+++ Testo fornito

Un silenzio profondo durato ben cinque anni, interrotto da un colpo improvviso nel mezzo della notte, se intendiamo “Knocturne” come un incastro di “knock” e “nocturne”: ci piace seguire la chiave di lettura offerta dagli stessi Be Forest per esordire con questa recensione, con la quale riaccogliamo sulle scene il trio pesarese dopo un’attesa che ha dato i suoi frutti, poiché il loro terzo capitolo discografico risulta riuscito sotto ogni aspetto.
Erica, Costanza e Nicola in questo lasso di tempo hanno difatti lavorato di fino sul proprio stile: “Knocturne” da una parte si attiene strettamente ad un canovaccio ormai ben consolidato, basato sulla formula ormai usuale dei nove brani (due strumentali) caratterizzati da sonorità che riecheggiano in parte la scena new/dark wave anni ’80 – i Cure su tutti, ma sentiamo in essi anche echi dei Diaframma d’antan e dei Cocteau Twins; dall’altro lato però è la componente più moderna, quella in cui fanno proprie le melodie e la progressività dello shoegaze ‘à la Slowdive’, che rappresenta il più marcato tratto distintivo del disco che, in maniera secondo noi maggiore rispetto ai predecessori, trova una fluidità e una coerenza importante fra le nove canzoni. La particolarità che più abbiamo apprezzato in quest’opera, è l’aver constatato come i brani siano talmente ben strutturati in questo continuum di armonie da risultare godibili sia ascoltati individualmente, sia nell’intera durata dell’album, apparendo come nove distinti momenti di una suite progressive.

++++++
+++ Dati forniti

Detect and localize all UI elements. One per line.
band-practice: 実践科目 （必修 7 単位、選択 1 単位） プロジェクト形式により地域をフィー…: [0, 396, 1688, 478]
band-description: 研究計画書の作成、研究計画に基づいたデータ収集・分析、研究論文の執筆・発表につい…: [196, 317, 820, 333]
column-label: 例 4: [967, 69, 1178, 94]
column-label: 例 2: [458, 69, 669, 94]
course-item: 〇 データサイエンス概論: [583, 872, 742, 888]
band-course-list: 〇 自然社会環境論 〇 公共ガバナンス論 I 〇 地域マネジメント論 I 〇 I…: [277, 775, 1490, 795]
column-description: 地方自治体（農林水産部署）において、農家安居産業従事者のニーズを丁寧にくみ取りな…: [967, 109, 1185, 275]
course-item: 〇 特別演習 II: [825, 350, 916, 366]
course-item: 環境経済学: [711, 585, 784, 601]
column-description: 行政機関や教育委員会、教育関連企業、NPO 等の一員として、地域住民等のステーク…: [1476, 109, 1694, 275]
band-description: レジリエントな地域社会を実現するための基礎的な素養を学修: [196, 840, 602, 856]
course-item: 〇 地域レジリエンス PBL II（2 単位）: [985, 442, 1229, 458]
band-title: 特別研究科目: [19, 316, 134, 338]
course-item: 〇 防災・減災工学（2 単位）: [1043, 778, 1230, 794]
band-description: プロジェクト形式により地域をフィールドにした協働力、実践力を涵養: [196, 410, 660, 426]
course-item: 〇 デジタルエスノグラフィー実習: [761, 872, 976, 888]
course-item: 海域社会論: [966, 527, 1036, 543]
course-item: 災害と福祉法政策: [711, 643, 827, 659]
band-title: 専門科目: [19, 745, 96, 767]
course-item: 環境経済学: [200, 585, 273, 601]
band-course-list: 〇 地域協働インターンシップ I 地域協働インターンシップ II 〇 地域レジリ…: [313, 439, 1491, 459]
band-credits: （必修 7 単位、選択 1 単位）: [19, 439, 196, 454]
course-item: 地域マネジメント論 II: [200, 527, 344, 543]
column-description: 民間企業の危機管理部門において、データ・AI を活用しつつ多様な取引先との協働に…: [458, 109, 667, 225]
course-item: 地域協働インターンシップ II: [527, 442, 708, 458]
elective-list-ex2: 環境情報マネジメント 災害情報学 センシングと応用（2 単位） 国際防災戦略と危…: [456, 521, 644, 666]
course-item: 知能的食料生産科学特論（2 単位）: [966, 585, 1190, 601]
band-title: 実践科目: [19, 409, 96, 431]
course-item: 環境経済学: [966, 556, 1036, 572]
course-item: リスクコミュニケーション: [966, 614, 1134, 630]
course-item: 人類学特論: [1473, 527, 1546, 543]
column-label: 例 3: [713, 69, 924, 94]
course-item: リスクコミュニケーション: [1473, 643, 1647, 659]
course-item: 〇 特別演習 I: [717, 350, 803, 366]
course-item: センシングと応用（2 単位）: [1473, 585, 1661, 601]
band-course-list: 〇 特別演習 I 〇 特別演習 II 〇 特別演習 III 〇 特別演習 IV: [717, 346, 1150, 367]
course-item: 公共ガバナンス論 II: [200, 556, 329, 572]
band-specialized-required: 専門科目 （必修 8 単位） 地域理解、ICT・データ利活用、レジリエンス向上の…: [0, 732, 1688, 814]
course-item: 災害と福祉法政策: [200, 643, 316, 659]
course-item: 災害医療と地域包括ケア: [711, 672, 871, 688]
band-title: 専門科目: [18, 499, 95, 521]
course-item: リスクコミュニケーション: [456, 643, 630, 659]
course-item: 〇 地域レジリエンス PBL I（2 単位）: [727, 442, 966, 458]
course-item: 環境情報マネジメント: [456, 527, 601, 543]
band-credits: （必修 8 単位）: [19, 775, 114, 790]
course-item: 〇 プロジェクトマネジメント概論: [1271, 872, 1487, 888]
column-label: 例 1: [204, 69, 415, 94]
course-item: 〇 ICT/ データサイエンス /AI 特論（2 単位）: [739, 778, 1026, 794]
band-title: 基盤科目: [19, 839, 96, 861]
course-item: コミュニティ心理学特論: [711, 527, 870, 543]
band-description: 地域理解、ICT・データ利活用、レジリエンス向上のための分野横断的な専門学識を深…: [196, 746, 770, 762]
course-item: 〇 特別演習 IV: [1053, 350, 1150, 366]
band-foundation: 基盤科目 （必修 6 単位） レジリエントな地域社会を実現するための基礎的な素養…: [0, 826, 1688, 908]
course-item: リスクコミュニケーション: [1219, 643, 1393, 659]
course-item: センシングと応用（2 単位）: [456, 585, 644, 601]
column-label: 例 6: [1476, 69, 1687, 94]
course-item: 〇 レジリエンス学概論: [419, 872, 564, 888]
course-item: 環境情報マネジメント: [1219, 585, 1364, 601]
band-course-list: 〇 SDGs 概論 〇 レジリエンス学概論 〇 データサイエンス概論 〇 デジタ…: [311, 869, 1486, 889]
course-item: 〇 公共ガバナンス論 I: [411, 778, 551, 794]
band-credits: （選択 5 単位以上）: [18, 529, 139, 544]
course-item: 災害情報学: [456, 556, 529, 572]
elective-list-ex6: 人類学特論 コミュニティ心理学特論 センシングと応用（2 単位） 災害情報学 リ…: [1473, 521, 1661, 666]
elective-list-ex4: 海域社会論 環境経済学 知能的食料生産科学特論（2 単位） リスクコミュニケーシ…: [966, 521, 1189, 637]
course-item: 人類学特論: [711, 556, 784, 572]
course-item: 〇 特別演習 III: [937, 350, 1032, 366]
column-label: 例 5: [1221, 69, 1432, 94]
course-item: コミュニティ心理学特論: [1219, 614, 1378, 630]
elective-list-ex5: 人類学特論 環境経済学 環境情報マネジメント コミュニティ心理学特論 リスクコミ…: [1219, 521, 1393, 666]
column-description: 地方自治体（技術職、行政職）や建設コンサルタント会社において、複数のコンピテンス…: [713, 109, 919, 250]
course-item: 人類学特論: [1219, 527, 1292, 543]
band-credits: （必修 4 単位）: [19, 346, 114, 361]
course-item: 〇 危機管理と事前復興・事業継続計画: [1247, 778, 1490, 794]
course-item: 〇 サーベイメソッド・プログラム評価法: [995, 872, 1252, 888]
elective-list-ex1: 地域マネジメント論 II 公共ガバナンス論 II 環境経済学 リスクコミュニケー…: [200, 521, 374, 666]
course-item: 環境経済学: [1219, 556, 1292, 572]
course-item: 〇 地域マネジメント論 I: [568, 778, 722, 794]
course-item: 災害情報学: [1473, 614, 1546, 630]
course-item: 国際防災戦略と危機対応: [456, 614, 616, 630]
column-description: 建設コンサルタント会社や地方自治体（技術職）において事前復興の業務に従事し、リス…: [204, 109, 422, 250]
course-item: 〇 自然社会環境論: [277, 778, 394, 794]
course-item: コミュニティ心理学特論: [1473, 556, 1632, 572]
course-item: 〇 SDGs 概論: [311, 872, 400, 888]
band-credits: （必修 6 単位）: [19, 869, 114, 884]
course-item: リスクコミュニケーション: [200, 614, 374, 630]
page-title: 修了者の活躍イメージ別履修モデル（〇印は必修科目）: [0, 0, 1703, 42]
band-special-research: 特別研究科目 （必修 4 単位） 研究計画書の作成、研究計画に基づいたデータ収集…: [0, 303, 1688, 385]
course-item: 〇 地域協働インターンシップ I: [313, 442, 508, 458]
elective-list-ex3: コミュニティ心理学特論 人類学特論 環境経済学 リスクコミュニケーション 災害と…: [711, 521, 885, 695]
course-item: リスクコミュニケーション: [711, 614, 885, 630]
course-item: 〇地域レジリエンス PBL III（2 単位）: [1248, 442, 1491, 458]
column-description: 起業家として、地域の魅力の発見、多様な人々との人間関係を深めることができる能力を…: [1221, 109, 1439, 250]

++++++

§ Consegna A: Ritrascrivi parola per parola il tratto della recensione di «Knocturne» che va da «Un silenzio profondo» fino a «sotto ogni aspetto.».
§ Consegna B: Prosegui la recensione di «Knocturne», riprendendo subito dopo la sua ultima frase.

§ Risposta scritta A:
Un silenzio profondo durato ben cinque anni, interrotto da un colpo improvviso nel mezzo della notte, se intendiamo “Knocturne” come un incastro di “knock” e “nocturne”: ci piace seguire la chiave di lettura offerta dagli stessi Be Forest per esordire con questa recensione, con la quale riaccogliamo sulle scene il trio pesarese dopo un’attesa che ha dato i suoi frutti, poiché il loro terzo capitolo discografico risulta riuscito sotto ogni aspetto.

§ Risposta scritta B:
Fra sogno, seduzione e anche un pizzico di magia, perché non abbiamo potuto fare a meno di notare l’assonanza fra il titolo e la “Knockturn Alley” di Potteriana memoria, i Be Forest ci conducono all’interno di una dimensione completamente oscura, nella quale tuttavia siamo attirati da un vago senso di tepore e conforto: sono infatti calde e suadenti le trame sonore intessute dal trio, su cui si erge con delicatezza il sommesso ma ancor più incantevole canto in inglese di Costanza, che esprime al meglio il titubare fra identità e dualismo (“Bengala” vs. “Gemini”), affermazione di sé e spersonalizzazione che attraversa il disco.
Prodotto da Josh Bonati, già collaboratore di Mac DeMarco, Zola Jesus e David Lynch, “Knocturne” è un album dal respiro internazionale che siamo certi saprà mietere consensi tanto a livello locale, quanto internazionale, come ben testimonia la roadmap del tour fra Italia e USA. Di sicuro, siamo di fronte alla conferma di una delle migliori band di culto della nostra scena alternativa.